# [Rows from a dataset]
▼▼▼

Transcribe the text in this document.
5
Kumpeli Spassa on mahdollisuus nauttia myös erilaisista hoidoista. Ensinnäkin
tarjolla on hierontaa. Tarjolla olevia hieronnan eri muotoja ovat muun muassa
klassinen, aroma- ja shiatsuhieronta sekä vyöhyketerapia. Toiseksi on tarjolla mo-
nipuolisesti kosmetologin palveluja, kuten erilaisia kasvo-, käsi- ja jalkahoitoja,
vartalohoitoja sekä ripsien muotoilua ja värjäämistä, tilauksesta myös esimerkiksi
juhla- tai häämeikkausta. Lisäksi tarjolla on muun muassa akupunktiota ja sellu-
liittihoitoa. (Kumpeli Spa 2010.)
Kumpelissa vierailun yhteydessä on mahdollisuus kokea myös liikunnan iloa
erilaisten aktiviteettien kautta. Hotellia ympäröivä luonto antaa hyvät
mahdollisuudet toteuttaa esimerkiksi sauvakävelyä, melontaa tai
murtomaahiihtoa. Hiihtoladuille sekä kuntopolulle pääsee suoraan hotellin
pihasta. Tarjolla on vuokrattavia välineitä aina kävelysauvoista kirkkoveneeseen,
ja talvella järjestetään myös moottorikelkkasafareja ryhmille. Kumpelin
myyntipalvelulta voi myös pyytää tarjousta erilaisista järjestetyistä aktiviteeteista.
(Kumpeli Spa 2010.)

▲▲▲

# [EXERCISE TASK]
Please set down all the data word for word.

# [FULL OUTPUT]
Transcribe the text in this document.
5
Kumpeli Spassa on mahdollisuus nauttia myös erilaisista hoidoista. Ensinnäkin
tarjolla on hierontaa. Tarjolla olevia hieronnan eri muotoja ovat muun muassa
klassinen, aroma- ja shiatsuhieronta sekä vyöhyketerapia. Toiseksi on tarjolla mo-
nipuolisesti kosmetologin palveluja, kuten erilaisia kasvo-, käsi- ja jalkahoitoja,
vartalohoitoja sekä ripsien muotoilua ja värjäämistä, tilauksesta myös esimerkiksi
juhla- tai häämeikkausta. Lisäksi tarjolla on muun muassa akupunktiota ja sellu-
liittihoitoa. (Kumpeli Spa 2010.)
Kumpelissa vierailun yhteydessä on mahdollisuus kokea myös liikunnan iloa
erilaisten aktiviteettien kautta. Hotellia ympäröivä luonto antaa hyvät
mahdollisuudet toteuttaa esimerkiksi sauvakävelyä, melontaa tai
murtomaahiihtoa. Hiihtoladuille sekä kuntopolulle pääsee suoraan hotellin
pihasta. Tarjolla on vuokrattavia välineitä aina kävelysauvoista kirkkoveneeseen,
ja talvella järjestetään myös moottorikelkkasafareja ryhmille. Kumpelin
myyntipalvelulta voi myös pyytää tarjousta erilaisista järjestetyistä aktiviteeteista.
(Kumpeli Spa 2010.)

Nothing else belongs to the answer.